» Supplied information:

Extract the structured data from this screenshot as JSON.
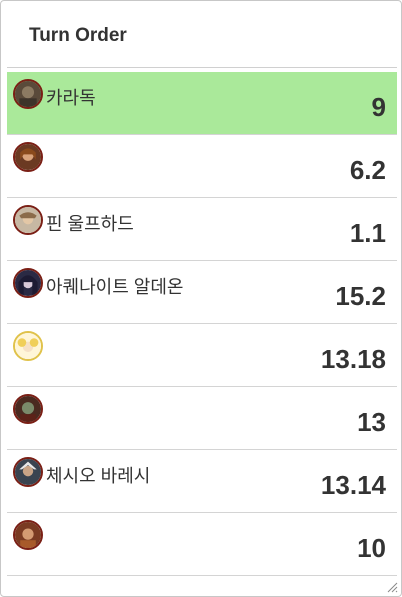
{
  "panel": {
    "title": "Turn Order"
  },
  "colors": {
    "active_row": "#aae99a",
    "avatar_border": "#7a1f15"
  },
  "turn_order": [
    {
      "name": "카라독",
      "value": "9",
      "active": true,
      "icon": "karadok-portrait-icon"
    },
    {
      "name": "",
      "value": "6.2",
      "active": false,
      "icon": "female-warrior-portrait-icon"
    },
    {
      "name": "핀 울프하드",
      "value": "1.1",
      "active": false,
      "icon": "fin-wolfhard-portrait-icon"
    },
    {
      "name": "아퀘나이트 알데온",
      "value": "15.2",
      "active": false,
      "icon": "dark-mage-portrait-icon"
    },
    {
      "name": "",
      "value": "13.18",
      "active": false,
      "icon": "blonde-girl-portrait-icon"
    },
    {
      "name": "",
      "value": "13",
      "active": false,
      "icon": "undead-portrait-icon"
    },
    {
      "name": "체시오 바레시",
      "value": "13.14",
      "active": false,
      "icon": "chesio-baresi-portrait-icon"
    },
    {
      "name": "",
      "value": "10",
      "active": false,
      "icon": "monk-portrait-icon"
    }
  ]
}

» Requirement: Leave the images out, please, and restate each line word for word.

» Solution:
Extract the structured data from this screenshot as JSON.
{
  "panel": {
    "title": "Turn Order"
  },
  "colors": {
    "active_row": "#aae99a",
    "avatar_border": "#7a1f15"
  },
  "turn_order": [
    {
      "name": "카라독",
      "value": "9",
      "active": true,
      "icon": "karadok-portrait-icon"
    },
    {
      "name": "",
      "value": "6.2",
      "active": false,
      "icon": "female-warrior-portrait-icon"
    },
    {
      "name": "핀 울프하드",
      "value": "1.1",
      "active": false,
      "icon": "fin-wolfhard-portrait-icon"
    },
    {
      "name": "아퀘나이트 알데온",
      "value": "15.2",
      "active": false,
      "icon": "dark-mage-portrait-icon"
    },
    {
      "name": "",
      "value": "13.18",
      "active": false,
      "icon": "blonde-girl-portrait-icon"
    },
    {
      "name": "",
      "value": "13",
      "active": false,
      "icon": "undead-portrait-icon"
    },
    {
      "name": "체시오 바레시",
      "value": "13.14",
      "active": false,
      "icon": "chesio-baresi-portrait-icon"
    },
    {
      "name": "",
      "value": "10",
      "active": false,
      "icon": "monk-portrait-icon"
    }
  ]
}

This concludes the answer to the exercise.